═════ MATERIAL SUPPLIED ═════

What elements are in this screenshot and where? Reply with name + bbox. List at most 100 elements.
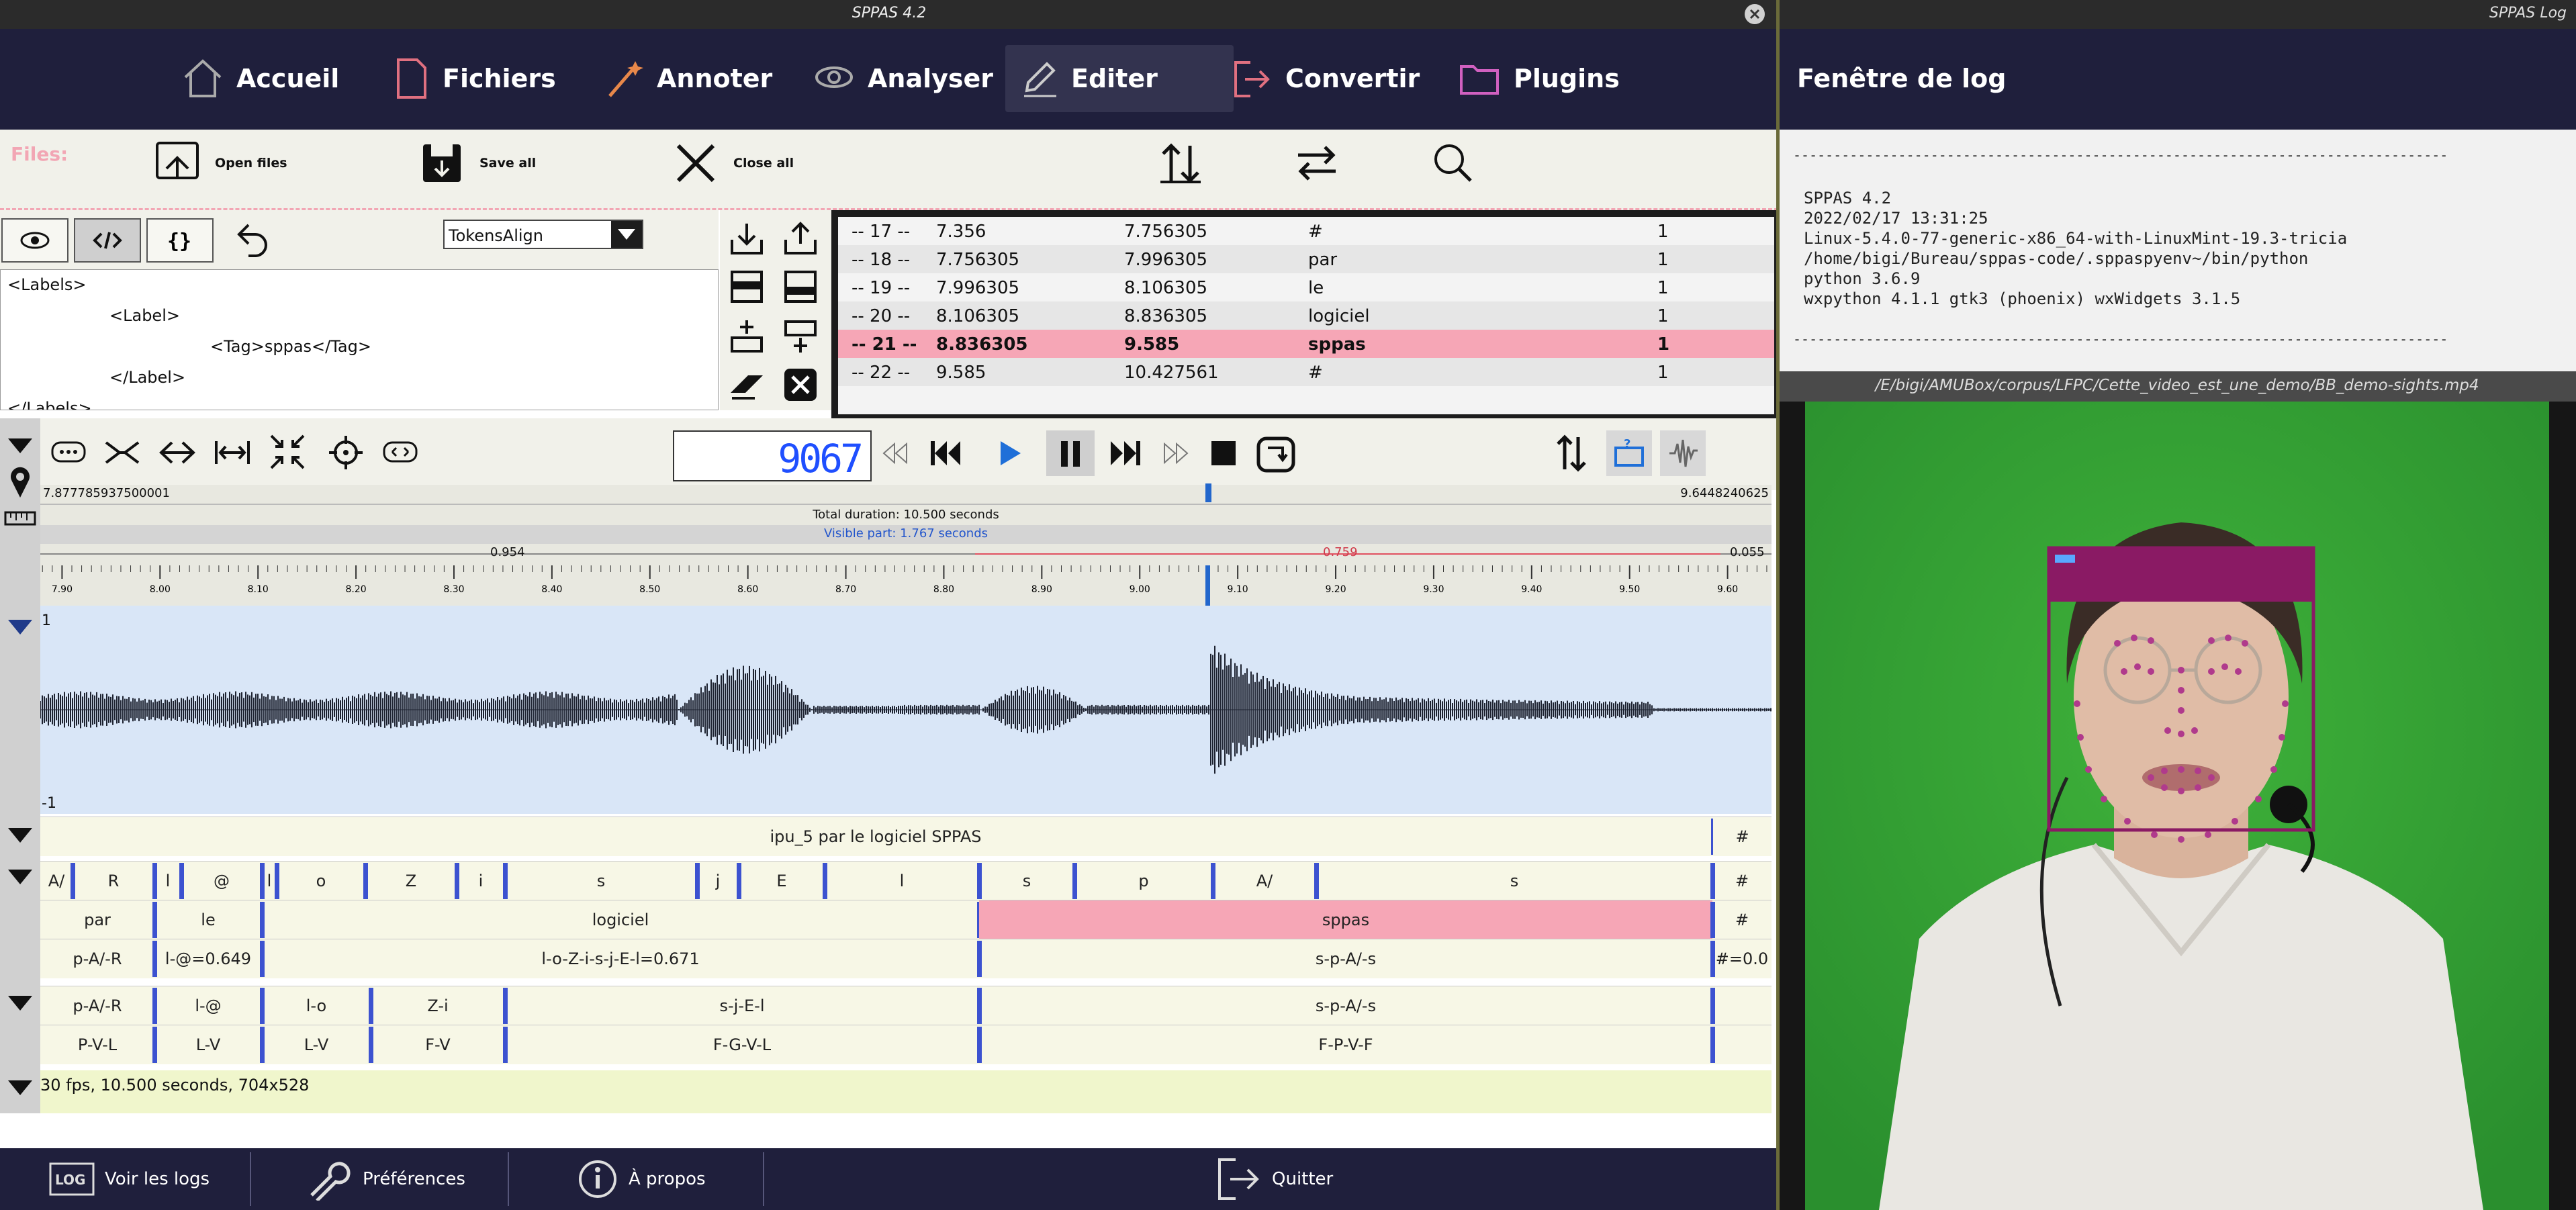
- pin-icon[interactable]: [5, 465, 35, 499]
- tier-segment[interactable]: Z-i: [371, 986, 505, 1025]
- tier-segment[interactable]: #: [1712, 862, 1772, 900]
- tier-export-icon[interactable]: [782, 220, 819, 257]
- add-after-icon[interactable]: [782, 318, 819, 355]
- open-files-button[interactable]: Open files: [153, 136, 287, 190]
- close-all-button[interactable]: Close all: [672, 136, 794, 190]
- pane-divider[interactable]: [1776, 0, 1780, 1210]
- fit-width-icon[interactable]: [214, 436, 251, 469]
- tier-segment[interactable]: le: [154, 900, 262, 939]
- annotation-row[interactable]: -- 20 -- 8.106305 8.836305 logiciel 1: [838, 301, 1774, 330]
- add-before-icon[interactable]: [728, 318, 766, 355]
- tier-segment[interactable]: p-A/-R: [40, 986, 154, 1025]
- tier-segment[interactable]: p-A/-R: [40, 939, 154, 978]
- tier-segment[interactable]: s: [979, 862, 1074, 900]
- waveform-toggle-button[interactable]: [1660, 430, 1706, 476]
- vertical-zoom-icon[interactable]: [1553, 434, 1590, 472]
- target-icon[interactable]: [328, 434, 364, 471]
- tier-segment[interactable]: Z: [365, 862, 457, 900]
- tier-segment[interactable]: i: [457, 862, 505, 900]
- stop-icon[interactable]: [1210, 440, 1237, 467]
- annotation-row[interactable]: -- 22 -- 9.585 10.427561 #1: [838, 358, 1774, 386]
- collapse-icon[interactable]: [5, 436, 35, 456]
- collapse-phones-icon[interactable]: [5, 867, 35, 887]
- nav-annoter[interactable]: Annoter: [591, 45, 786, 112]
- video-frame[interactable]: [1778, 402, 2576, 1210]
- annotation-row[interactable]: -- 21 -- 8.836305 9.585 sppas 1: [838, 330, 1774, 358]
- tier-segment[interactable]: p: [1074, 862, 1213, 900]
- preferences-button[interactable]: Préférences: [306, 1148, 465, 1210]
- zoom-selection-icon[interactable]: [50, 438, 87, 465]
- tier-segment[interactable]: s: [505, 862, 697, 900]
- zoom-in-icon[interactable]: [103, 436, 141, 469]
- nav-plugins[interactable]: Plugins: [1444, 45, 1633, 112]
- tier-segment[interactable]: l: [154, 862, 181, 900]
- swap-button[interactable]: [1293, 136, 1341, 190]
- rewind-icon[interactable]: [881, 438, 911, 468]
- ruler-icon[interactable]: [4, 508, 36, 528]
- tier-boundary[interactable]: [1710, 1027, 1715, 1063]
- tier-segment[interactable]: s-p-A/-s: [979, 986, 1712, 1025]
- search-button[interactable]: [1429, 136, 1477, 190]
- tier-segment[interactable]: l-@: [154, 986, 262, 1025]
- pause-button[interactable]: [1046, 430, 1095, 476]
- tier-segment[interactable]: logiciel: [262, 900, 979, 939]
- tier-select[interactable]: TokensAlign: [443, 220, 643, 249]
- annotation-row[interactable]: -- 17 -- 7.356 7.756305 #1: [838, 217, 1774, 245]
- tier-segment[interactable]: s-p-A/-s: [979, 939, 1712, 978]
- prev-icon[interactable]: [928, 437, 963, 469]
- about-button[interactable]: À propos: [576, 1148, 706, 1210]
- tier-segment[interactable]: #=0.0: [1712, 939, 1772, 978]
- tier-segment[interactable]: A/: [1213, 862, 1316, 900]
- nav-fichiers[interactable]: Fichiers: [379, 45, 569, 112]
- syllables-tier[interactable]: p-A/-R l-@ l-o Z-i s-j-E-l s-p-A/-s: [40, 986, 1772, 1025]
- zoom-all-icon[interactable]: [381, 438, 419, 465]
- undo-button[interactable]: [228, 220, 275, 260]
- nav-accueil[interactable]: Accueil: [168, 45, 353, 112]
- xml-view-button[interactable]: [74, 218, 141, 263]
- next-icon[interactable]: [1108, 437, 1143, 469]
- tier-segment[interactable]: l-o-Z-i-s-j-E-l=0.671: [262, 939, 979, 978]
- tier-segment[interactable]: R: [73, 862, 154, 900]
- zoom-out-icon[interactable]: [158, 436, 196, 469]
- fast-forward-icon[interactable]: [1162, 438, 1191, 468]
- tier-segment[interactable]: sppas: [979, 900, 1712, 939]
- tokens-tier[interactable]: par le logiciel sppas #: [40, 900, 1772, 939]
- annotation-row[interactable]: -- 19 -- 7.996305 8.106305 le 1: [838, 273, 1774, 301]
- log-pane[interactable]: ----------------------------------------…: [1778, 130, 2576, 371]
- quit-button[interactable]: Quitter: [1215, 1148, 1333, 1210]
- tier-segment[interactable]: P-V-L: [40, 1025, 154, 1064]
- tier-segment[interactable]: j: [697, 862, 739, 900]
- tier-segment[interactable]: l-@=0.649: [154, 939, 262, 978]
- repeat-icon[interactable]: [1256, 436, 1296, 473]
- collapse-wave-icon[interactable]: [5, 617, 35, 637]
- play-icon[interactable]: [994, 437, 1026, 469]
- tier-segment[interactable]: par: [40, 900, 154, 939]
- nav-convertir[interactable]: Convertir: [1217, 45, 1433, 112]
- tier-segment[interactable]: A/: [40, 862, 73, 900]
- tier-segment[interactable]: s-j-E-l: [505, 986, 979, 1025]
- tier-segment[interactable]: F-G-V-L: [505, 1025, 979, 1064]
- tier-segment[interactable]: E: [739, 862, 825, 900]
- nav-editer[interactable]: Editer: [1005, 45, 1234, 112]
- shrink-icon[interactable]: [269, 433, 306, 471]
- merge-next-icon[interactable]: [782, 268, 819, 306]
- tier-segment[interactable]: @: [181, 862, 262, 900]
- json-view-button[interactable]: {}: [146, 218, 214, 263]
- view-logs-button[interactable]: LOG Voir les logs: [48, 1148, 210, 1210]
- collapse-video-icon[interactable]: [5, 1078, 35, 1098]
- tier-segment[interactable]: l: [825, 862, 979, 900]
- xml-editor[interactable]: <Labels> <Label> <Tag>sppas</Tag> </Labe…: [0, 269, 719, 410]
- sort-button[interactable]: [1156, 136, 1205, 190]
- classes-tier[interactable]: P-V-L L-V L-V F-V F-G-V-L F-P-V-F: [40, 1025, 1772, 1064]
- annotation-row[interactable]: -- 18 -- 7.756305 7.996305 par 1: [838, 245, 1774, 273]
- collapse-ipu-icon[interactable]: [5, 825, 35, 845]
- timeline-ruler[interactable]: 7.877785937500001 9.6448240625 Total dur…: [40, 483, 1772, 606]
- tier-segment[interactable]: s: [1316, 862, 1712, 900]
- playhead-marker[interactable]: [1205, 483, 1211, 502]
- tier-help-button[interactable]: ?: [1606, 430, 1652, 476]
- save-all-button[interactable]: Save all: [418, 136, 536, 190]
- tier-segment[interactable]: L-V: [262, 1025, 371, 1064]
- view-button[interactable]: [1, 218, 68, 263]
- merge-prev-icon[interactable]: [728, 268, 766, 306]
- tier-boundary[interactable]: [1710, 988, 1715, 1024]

═════

### EXERCISE DETAILS
Copy the records above line for line, without changing anything, and leave out the pictures.

### IN RESPONSE
What elements are in this screenshot and where? Reply with name + bbox. List at most 100 elements.
- pin-icon[interactable]: [5, 465, 35, 499]
- tier-segment[interactable]: Z-i: [371, 986, 505, 1025]
- tier-segment[interactable]: #: [1712, 862, 1772, 900]
- tier-export-icon[interactable]: [782, 220, 819, 257]
- add-after-icon[interactable]: [782, 318, 819, 355]
- open-files-button[interactable]: Open files: [153, 136, 287, 190]
- close-all-button[interactable]: Close all: [672, 136, 794, 190]
- pane-divider[interactable]: [1776, 0, 1780, 1210]
- fit-width-icon[interactable]: [214, 436, 251, 469]
- tier-segment[interactable]: le: [154, 900, 262, 939]
- annotation-row[interactable]: -- 20 -- 8.106305 8.836305 logiciel 1: [838, 301, 1774, 330]
- add-before-icon[interactable]: [728, 318, 766, 355]
- tier-segment[interactable]: p-A/-R: [40, 986, 154, 1025]
- tier-segment[interactable]: p-A/-R: [40, 939, 154, 978]
- tier-segment[interactable]: s: [979, 862, 1074, 900]
- waveform-toggle-button[interactable]: [1660, 430, 1706, 476]
- vertical-zoom-icon[interactable]: [1553, 434, 1590, 472]
- target-icon[interactable]: [328, 434, 364, 471]
- tier-segment[interactable]: Z: [365, 862, 457, 900]
- tier-segment[interactable]: i: [457, 862, 505, 900]
- stop-icon[interactable]: [1210, 440, 1237, 467]
- annotation-row[interactable]: -- 22 -- 9.585 10.427561 #1: [838, 358, 1774, 386]
- collapse-icon[interactable]: [5, 436, 35, 456]
- collapse-phones-icon[interactable]: [5, 867, 35, 887]
- nav-annoter[interactable]: Annoter: [591, 45, 786, 112]
- video-frame[interactable]: [1778, 402, 2576, 1210]
- annotation-row[interactable]: -- 21 -- 8.836305 9.585 sppas 1: [838, 330, 1774, 358]
- tier-segment[interactable]: p: [1074, 862, 1213, 900]
- preferences-button[interactable]: Préférences: [306, 1148, 465, 1210]
- zoom-selection-icon[interactable]: [50, 438, 87, 465]
- tier-segment[interactable]: s: [505, 862, 697, 900]
- zoom-in-icon[interactable]: [103, 436, 141, 469]
- nav-plugins[interactable]: Plugins: [1444, 45, 1633, 112]
- tier-segment[interactable]: l: [154, 862, 181, 900]
- swap-button[interactable]: [1293, 136, 1341, 190]
- rewind-icon[interactable]: [881, 438, 911, 468]
- ruler-icon[interactable]: [4, 508, 36, 528]
- tier-boundary[interactable]: [1710, 1027, 1715, 1063]
- tier-segment[interactable]: s-p-A/-s: [979, 986, 1712, 1025]
- search-button[interactable]: [1429, 136, 1477, 190]
- tier-segment[interactable]: l-@: [154, 986, 262, 1025]
- pause-button[interactable]: [1046, 430, 1095, 476]
- tier-segment[interactable]: logiciel: [262, 900, 979, 939]
- tier-select[interactable]: TokensAlign: [443, 220, 643, 249]
- annotation-row[interactable]: -- 17 -- 7.356 7.756305 #1: [838, 217, 1774, 245]
- tier-segment[interactable]: s-p-A/-s: [979, 939, 1712, 978]
- prev-icon[interactable]: [928, 437, 963, 469]
- about-button[interactable]: À propos: [576, 1148, 706, 1210]
- tier-segment[interactable]: #=0.0: [1712, 939, 1772, 978]
- tier-segment[interactable]: A/: [1213, 862, 1316, 900]
- nav-fichiers[interactable]: Fichiers: [379, 45, 569, 112]
- syllables-tier[interactable]: p-A/-R l-@ l-o Z-i s-j-E-l s-p-A/-s: [40, 986, 1772, 1025]
- zoom-all-icon[interactable]: [381, 438, 419, 465]
- undo-button[interactable]: [228, 220, 275, 260]
- nav-accueil[interactable]: Accueil: [168, 45, 353, 112]
- xml-view-button[interactable]: [74, 218, 141, 263]
- next-icon[interactable]: [1108, 437, 1143, 469]
- tier-segment[interactable]: l-o-Z-i-s-j-E-l=0.671: [262, 939, 979, 978]
- tier-segment[interactable]: R: [73, 862, 154, 900]
- zoom-out-icon[interactable]: [158, 436, 196, 469]
- fast-forward-icon[interactable]: [1162, 438, 1191, 468]
- tier-segment[interactable]: sppas: [979, 900, 1712, 939]
- tokens-tier[interactable]: par le logiciel sppas #: [40, 900, 1772, 939]
- annotation-row[interactable]: -- 19 -- 7.996305 8.106305 le 1: [838, 273, 1774, 301]
- log-pane[interactable]: ----------------------------------------…: [1778, 130, 2576, 371]
- quit-button[interactable]: Quitter: [1215, 1148, 1333, 1210]
- tier-segment[interactable]: P-V-L: [40, 1025, 154, 1064]
- tier-segment[interactable]: j: [697, 862, 739, 900]
- tier-segment[interactable]: l-@=0.649: [154, 939, 262, 978]
- repeat-icon[interactable]: [1256, 436, 1296, 473]
- collapse-wave-icon[interactable]: [5, 617, 35, 637]
- play-icon[interactable]: [994, 437, 1026, 469]
- tier-segment[interactable]: par: [40, 900, 154, 939]
- nav-convertir[interactable]: Convertir: [1217, 45, 1433, 112]
- tier-segment[interactable]: A/: [40, 862, 73, 900]
- tier-segment[interactable]: s-j-E-l: [505, 986, 979, 1025]
- tier-segment[interactable]: F-G-V-L: [505, 1025, 979, 1064]
- tier-segment[interactable]: E: [739, 862, 825, 900]
- nav-editer[interactable]: Editer: [1005, 45, 1234, 112]
- shrink-icon[interactable]: [269, 433, 306, 471]
- merge-next-icon[interactable]: [782, 268, 819, 306]
- tier-segment[interactable]: @: [181, 862, 262, 900]
- json-view-button[interactable]: {}: [146, 218, 214, 263]
- view-logs-button[interactable]: LOG Voir les logs: [48, 1148, 210, 1210]
- collapse-video-icon[interactable]: [5, 1078, 35, 1098]
- tier-segment[interactable]: l: [825, 862, 979, 900]
- xml-editor[interactable]: <Labels> <Label> <Tag>sppas</Tag> </Labe…: [0, 269, 719, 410]
- sort-button[interactable]: [1156, 136, 1205, 190]
- classes-tier[interactable]: P-V-L L-V L-V F-V F-G-V-L F-P-V-F: [40, 1025, 1772, 1064]
- annotation-row[interactable]: -- 18 -- 7.756305 7.996305 par 1: [838, 245, 1774, 273]
- collapse-ipu-icon[interactable]: [5, 825, 35, 845]
- timeline-ruler[interactable]: 7.877785937500001 9.6448240625 Total dur…: [40, 483, 1772, 606]
- tier-segment[interactable]: s: [1316, 862, 1712, 900]
- playhead-marker[interactable]: [1205, 483, 1211, 502]
- tier-help-button[interactable]: ?: [1606, 430, 1652, 476]
- save-all-button[interactable]: Save all: [418, 136, 536, 190]
- tier-segment[interactable]: L-V: [262, 1025, 371, 1064]
- view-button[interactable]: [1, 218, 68, 263]
- merge-prev-icon[interactable]: [728, 268, 766, 306]
- tier-boundary[interactable]: [1710, 988, 1715, 1024]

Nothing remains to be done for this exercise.